* Start *

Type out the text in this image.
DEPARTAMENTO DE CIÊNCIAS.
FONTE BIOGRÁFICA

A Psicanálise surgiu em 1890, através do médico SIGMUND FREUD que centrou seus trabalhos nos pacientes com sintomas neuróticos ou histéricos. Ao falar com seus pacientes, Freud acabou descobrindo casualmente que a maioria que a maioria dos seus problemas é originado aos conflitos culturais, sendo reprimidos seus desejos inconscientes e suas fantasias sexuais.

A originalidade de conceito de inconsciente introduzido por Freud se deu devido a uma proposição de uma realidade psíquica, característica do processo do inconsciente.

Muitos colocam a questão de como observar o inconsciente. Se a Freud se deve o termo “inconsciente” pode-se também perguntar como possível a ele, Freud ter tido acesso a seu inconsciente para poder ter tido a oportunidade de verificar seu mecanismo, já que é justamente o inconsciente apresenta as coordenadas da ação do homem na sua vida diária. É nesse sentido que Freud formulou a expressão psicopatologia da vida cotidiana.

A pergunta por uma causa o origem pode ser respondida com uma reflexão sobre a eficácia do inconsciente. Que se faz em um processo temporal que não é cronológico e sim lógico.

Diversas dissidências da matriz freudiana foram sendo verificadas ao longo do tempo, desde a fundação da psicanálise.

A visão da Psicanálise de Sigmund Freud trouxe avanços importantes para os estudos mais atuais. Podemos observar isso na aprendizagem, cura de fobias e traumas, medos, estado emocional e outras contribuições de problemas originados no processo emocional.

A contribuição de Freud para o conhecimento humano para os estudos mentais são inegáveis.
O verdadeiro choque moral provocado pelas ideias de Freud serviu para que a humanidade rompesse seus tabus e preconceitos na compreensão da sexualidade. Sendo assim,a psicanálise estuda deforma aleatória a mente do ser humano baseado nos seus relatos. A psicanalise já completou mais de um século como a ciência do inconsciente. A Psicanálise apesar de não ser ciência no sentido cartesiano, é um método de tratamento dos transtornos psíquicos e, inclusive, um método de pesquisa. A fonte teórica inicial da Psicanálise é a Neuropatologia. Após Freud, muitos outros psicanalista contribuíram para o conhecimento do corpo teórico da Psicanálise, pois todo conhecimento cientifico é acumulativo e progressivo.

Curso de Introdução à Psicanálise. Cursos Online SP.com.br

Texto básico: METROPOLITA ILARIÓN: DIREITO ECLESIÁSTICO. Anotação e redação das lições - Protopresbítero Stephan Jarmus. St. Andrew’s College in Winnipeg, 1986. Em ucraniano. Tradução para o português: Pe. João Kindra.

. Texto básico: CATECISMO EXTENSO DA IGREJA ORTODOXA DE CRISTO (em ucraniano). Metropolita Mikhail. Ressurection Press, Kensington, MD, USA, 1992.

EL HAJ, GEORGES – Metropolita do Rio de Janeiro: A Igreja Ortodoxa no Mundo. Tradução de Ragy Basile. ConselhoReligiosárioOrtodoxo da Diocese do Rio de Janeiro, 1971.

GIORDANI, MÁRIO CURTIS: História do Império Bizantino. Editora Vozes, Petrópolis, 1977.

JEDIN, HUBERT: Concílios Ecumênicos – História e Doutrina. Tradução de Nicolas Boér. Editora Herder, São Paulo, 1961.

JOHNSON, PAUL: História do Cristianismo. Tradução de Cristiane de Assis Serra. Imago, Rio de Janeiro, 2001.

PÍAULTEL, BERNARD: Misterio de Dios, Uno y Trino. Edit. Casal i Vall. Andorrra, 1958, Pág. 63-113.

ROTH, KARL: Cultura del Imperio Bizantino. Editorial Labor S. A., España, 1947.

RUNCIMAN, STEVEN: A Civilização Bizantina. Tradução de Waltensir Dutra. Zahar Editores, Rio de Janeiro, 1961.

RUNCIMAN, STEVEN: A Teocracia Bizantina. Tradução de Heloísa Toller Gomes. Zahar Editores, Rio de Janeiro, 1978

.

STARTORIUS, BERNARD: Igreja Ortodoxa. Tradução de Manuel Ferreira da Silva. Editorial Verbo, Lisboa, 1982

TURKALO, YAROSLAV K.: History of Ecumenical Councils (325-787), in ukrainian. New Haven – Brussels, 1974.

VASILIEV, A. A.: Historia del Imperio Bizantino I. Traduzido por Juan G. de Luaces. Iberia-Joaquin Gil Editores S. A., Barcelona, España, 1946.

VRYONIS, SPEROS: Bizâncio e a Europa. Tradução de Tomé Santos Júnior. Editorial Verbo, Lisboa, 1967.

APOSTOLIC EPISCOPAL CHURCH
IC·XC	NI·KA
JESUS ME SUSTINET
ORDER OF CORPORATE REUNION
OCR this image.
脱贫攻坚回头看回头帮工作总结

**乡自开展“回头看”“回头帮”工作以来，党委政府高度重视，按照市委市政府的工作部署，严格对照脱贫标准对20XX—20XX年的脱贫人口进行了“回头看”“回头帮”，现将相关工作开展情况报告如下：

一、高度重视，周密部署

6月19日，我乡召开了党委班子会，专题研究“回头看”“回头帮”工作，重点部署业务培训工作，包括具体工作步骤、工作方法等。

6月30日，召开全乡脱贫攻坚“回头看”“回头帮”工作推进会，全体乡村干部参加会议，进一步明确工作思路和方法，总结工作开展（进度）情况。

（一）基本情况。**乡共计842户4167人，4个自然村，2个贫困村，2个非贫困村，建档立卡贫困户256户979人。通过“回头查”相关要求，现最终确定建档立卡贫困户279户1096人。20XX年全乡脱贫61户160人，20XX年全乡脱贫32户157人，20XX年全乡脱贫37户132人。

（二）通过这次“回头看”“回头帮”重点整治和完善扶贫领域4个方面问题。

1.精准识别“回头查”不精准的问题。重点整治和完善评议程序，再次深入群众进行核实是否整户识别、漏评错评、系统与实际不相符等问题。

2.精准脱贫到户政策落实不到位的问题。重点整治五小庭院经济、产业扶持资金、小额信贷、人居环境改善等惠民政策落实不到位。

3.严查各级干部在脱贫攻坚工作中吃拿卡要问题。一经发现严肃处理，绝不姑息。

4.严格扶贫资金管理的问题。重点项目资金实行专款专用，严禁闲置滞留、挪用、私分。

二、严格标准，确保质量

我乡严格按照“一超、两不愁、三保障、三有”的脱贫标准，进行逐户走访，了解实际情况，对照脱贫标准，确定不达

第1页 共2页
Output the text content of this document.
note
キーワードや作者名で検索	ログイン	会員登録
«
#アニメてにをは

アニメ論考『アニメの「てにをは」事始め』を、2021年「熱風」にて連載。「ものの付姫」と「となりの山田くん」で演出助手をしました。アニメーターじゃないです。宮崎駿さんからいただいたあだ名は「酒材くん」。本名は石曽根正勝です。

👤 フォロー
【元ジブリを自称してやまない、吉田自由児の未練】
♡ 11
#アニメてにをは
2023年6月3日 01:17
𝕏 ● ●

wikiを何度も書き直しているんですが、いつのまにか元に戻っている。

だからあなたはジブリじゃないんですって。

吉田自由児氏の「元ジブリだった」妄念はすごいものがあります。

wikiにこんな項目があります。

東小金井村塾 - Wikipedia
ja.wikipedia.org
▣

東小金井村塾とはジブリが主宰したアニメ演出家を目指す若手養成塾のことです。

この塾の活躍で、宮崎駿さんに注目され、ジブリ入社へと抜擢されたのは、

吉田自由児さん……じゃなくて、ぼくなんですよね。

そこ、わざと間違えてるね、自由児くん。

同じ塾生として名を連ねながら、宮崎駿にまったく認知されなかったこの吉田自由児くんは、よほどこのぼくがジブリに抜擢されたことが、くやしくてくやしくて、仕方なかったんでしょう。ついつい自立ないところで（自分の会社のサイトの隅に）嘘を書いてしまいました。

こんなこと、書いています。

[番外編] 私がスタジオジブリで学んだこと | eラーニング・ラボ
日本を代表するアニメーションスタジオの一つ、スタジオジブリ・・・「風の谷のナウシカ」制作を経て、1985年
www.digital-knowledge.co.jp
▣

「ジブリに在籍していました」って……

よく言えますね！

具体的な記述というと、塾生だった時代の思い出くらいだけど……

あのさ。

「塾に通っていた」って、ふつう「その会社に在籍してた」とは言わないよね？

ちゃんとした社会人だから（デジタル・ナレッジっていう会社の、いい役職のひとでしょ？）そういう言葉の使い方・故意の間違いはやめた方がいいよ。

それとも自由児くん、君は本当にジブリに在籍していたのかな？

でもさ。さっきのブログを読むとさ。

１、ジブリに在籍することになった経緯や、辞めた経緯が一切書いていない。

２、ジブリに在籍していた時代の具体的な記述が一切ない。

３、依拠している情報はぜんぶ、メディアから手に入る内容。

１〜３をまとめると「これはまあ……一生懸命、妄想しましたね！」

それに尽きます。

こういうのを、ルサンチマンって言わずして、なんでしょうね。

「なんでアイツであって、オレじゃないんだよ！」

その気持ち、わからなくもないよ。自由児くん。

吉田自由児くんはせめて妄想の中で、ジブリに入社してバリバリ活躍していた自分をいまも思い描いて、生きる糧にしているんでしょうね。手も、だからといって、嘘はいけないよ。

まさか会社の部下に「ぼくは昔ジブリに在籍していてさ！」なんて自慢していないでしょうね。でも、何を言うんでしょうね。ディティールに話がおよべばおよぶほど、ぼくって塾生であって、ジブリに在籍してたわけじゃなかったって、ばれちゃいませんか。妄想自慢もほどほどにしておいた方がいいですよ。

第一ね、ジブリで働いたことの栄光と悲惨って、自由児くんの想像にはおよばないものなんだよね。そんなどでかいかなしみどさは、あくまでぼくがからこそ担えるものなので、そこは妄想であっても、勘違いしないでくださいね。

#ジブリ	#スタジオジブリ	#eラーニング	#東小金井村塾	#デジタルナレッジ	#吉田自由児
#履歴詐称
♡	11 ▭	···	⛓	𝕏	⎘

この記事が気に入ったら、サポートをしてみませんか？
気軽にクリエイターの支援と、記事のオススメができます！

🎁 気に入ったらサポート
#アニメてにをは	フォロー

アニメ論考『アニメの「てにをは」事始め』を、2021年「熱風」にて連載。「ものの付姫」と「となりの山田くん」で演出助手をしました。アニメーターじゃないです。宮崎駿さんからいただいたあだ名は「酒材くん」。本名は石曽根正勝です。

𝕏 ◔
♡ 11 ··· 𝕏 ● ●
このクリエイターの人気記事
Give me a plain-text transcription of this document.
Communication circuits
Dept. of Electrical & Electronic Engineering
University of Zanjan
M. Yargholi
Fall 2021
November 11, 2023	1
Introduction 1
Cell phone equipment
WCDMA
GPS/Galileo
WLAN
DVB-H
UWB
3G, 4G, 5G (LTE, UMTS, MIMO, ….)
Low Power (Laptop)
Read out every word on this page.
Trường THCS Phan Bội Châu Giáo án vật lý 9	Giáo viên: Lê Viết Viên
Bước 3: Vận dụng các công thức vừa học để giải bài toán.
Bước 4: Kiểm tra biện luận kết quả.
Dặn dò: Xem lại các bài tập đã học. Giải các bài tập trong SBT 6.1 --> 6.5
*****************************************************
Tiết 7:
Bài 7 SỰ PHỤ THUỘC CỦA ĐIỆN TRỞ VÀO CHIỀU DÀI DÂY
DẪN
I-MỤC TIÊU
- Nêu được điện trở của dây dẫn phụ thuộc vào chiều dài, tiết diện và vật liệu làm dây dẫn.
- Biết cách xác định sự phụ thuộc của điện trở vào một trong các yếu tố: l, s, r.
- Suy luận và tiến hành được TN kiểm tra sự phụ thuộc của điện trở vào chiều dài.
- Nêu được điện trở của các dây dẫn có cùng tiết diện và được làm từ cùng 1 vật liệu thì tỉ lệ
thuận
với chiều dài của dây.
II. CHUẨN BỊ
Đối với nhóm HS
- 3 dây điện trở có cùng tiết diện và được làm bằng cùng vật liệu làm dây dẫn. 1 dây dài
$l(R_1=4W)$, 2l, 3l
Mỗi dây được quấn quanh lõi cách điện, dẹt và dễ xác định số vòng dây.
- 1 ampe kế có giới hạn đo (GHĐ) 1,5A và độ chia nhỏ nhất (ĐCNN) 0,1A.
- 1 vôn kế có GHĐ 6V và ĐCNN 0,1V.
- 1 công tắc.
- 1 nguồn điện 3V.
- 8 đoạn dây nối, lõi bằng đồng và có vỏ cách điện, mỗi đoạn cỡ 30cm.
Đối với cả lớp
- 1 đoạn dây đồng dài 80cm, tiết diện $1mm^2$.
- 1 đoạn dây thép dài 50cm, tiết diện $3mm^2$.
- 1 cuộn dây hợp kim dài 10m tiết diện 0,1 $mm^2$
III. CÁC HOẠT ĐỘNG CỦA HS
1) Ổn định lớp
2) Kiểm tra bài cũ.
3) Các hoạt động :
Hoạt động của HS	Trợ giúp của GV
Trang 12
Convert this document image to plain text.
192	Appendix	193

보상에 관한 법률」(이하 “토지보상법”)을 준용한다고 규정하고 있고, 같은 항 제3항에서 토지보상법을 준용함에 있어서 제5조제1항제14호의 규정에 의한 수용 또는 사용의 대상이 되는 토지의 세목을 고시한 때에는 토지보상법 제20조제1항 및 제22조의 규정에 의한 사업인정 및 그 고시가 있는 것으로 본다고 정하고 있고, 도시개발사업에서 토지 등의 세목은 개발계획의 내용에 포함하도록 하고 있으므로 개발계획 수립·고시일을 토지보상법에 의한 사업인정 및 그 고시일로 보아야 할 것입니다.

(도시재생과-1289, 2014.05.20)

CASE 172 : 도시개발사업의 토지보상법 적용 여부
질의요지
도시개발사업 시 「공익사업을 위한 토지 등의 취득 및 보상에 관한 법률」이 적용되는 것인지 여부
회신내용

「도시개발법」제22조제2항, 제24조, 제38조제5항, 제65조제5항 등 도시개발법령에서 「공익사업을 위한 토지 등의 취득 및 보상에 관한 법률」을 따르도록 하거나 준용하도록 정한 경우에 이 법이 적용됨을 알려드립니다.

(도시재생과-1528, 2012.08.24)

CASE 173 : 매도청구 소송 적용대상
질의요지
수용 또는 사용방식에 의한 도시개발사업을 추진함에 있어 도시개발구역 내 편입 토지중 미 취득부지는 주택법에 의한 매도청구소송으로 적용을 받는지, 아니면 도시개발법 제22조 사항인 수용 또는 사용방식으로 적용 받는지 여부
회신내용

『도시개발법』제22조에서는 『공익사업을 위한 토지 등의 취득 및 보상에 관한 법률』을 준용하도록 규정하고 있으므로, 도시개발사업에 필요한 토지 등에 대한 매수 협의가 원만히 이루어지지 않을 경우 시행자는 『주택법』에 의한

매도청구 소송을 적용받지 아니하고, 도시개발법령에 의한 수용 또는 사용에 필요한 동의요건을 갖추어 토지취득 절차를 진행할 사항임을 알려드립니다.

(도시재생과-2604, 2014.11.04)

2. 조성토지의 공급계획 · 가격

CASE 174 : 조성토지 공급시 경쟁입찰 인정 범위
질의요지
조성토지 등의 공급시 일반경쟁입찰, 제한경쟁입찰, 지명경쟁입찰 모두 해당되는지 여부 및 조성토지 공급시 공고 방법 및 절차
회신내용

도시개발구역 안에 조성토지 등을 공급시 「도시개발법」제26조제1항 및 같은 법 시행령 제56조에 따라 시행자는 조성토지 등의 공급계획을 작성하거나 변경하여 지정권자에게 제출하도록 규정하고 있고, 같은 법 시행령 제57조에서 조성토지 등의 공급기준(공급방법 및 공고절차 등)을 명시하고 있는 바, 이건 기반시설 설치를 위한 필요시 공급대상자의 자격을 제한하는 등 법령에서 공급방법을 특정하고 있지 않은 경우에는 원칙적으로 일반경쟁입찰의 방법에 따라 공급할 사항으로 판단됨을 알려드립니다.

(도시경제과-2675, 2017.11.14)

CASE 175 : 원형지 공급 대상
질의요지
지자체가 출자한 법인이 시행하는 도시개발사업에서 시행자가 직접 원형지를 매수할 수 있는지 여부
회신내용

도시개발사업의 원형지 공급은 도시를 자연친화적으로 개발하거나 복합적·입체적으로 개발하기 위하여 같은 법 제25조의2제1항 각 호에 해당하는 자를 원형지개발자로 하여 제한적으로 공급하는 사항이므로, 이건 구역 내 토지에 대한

* End *

#### Problem
Copy out all lines above that include the string "image".

#### Response to this task
Type out the text in this image.
OCR this image.
Convert this document image to plain text.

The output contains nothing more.